» **Task requirements**:
Pictures aside, quote the whole listing exactly.

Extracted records

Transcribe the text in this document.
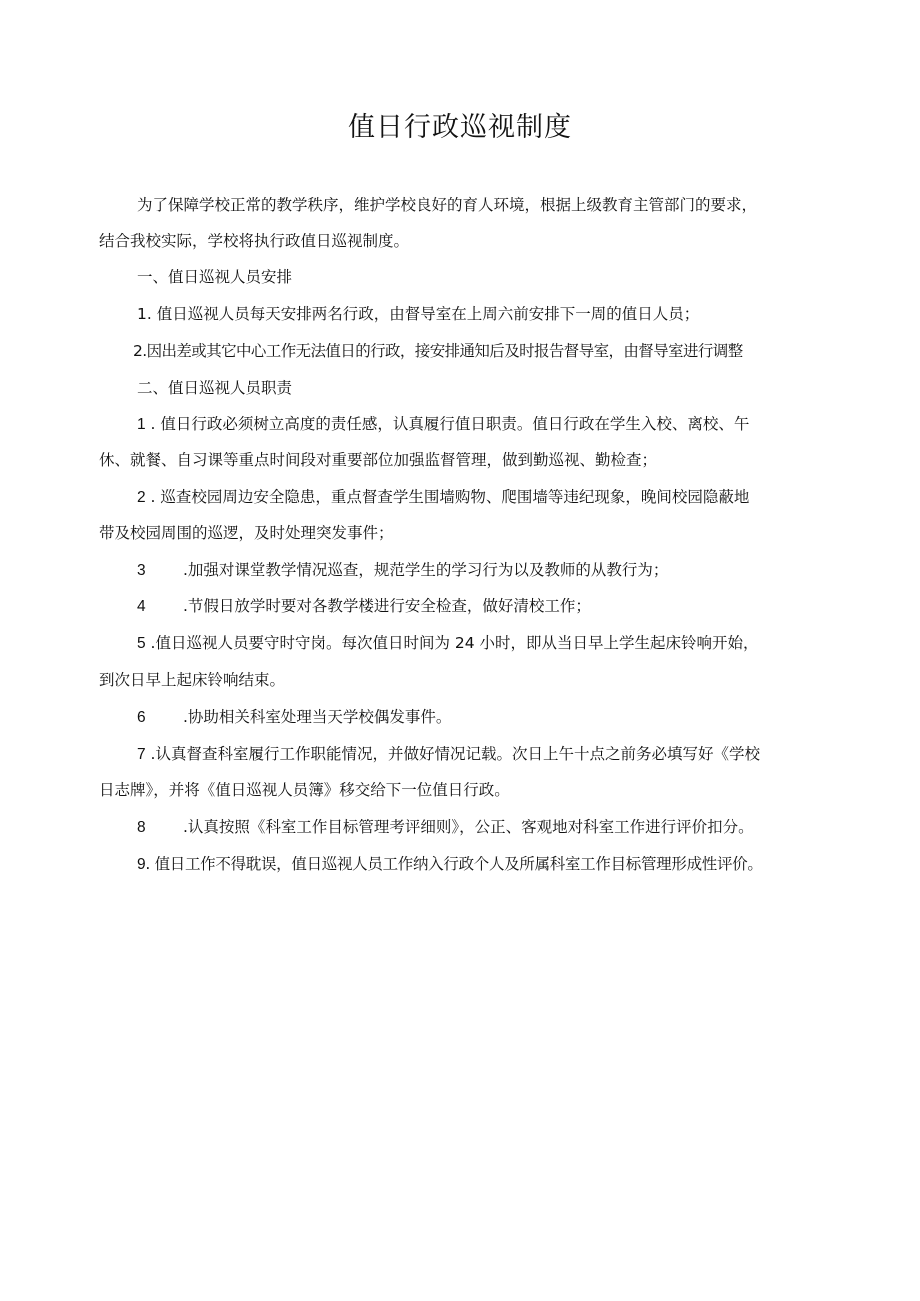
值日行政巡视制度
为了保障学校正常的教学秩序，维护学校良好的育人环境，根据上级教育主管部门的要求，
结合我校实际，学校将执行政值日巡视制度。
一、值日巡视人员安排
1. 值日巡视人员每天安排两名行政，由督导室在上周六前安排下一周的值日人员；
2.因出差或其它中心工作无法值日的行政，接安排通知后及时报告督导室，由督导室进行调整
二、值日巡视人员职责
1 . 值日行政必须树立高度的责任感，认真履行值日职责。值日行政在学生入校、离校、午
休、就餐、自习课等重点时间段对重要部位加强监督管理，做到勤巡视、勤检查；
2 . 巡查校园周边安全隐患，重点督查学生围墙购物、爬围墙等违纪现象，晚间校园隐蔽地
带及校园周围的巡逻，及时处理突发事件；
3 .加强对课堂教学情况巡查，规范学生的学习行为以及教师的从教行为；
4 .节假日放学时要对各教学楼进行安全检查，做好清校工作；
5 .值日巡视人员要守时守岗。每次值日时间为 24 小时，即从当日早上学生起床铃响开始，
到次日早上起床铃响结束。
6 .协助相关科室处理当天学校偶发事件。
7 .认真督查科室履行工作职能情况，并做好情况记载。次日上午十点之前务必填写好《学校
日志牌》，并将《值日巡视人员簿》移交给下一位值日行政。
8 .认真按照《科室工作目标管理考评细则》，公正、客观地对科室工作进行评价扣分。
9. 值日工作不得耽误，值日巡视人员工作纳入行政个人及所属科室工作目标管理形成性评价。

» **Result for this task**:
Transcribe the text in this document.
值日行政巡视制度
为了保障学校正常的教学秩序，维护学校良好的育人环境，根据上级教育主管部门的要求，
结合我校实际，学校将执行政值日巡视制度。
一、值日巡视人员安排
1. 值日巡视人员每天安排两名行政，由督导室在上周六前安排下一周的值日人员；
2.因出差或其它中心工作无法值日的行政，接安排通知后及时报告督导室，由督导室进行调整
二、值日巡视人员职责
1 . 值日行政必须树立高度的责任感，认真履行值日职责。值日行政在学生入校、离校、午
休、就餐、自习课等重点时间段对重要部位加强监督管理，做到勤巡视、勤检查；
2 . 巡查校园周边安全隐患，重点督查学生围墙购物、爬围墙等违纪现象，晚间校园隐蔽地
带及校园周围的巡逻，及时处理突发事件；
3 .加强对课堂教学情况巡查，规范学生的学习行为以及教师的从教行为；
4 .节假日放学时要对各教学楼进行安全检查，做好清校工作；
5 .值日巡视人员要守时守岗。每次值日时间为 24 小时，即从当日早上学生起床铃响开始，
到次日早上起床铃响结束。
6 .协助相关科室处理当天学校偶发事件。
7 .认真督查科室履行工作职能情况，并做好情况记载。次日上午十点之前务必填写好《学校
日志牌》，并将《值日巡视人员簿》移交给下一位值日行政。
8 .认真按照《科室工作目标管理考评细则》，公正、客观地对科室工作进行评价扣分。
9. 值日工作不得耽误，值日巡视人员工作纳入行政个人及所属科室工作目标管理形成性评价。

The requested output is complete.